[Stored data]

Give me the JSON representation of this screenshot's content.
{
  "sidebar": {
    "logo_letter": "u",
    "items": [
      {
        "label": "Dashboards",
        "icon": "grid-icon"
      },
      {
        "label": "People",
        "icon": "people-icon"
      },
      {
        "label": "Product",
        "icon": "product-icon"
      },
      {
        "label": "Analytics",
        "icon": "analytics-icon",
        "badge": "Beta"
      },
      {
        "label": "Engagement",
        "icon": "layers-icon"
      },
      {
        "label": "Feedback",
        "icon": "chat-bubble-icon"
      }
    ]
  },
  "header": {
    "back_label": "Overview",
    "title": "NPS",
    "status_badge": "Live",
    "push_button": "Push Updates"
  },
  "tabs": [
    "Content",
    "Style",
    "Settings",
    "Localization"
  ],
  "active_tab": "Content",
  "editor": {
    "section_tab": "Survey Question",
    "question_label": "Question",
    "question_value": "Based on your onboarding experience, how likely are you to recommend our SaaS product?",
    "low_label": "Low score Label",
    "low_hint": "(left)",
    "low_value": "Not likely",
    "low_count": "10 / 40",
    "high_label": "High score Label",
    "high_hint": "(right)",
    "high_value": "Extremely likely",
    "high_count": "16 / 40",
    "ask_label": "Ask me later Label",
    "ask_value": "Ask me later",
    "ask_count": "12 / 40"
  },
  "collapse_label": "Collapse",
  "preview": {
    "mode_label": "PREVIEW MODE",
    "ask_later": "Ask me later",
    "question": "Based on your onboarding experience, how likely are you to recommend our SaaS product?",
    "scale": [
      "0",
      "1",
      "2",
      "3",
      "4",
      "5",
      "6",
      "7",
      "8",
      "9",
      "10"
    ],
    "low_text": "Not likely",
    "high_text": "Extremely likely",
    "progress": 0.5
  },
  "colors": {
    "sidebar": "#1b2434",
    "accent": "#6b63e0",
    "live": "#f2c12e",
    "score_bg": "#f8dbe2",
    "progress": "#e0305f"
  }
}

→ **Exercise goal**: Within the material above, find the lines that contain the word "Extremely"; copy them.

→ **Complete output**:
    "high_value": "Extremely likely",
    "high_text": "Extremely likely",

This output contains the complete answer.